Below, find each line holding "Best" and state how many there are, using the number alone.

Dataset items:
>> START
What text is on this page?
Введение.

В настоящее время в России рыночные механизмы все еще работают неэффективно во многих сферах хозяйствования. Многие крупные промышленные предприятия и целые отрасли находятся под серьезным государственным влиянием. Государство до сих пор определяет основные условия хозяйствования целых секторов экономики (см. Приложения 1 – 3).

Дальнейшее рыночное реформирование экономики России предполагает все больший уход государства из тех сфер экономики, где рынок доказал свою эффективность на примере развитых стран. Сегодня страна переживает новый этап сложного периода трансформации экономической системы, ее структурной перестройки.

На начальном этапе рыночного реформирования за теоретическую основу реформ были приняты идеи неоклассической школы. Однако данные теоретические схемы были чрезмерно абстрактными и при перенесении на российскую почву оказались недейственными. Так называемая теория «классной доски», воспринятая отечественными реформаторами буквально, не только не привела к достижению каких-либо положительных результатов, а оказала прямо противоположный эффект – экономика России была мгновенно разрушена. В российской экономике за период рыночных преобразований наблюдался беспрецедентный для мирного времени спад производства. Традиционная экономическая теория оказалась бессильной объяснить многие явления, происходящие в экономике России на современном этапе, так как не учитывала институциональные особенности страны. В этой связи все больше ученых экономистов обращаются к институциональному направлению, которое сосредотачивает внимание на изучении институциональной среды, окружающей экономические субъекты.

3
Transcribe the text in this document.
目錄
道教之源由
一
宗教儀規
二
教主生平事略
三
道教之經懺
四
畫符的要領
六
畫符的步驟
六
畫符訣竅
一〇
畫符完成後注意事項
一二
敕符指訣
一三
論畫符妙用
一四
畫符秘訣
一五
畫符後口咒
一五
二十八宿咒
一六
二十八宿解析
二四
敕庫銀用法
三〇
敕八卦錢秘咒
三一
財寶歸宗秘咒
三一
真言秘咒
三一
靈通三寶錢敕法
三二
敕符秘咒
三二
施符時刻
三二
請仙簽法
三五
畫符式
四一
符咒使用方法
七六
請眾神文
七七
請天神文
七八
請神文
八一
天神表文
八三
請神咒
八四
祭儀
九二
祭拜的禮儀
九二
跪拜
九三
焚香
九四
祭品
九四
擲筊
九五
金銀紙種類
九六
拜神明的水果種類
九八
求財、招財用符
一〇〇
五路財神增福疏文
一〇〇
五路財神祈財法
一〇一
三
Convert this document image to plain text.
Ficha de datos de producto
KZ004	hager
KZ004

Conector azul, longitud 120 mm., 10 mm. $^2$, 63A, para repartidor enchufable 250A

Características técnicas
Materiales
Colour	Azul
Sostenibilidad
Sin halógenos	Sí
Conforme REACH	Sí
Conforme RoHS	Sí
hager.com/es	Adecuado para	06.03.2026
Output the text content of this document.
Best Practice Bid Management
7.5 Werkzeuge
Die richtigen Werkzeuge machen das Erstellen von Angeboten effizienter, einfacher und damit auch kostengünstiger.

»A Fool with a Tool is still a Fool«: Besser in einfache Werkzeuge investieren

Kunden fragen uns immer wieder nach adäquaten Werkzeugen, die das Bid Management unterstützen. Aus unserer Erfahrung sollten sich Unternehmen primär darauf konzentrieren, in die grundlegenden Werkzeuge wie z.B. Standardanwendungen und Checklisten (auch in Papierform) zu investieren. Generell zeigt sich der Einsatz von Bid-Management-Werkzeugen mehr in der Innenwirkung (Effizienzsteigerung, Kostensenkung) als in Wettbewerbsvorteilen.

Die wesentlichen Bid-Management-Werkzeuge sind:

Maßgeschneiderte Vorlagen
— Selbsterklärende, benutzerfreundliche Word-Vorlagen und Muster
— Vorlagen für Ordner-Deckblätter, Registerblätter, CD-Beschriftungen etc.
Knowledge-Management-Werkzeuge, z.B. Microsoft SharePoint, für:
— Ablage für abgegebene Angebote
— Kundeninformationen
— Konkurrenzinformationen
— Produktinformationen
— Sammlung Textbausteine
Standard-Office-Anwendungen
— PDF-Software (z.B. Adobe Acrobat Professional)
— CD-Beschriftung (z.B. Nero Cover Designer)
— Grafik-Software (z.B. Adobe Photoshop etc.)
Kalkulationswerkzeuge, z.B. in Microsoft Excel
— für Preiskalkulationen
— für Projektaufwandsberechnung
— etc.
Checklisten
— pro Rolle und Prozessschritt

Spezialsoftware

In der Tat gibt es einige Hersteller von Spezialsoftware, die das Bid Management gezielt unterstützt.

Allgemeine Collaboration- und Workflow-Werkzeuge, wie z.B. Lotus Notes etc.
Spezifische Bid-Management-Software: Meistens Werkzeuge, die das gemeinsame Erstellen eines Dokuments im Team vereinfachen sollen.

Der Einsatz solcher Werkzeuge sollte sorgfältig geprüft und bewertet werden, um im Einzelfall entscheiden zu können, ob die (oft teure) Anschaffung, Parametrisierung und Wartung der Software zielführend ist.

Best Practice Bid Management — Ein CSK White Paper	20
>> END
### [TASK RESULT]
2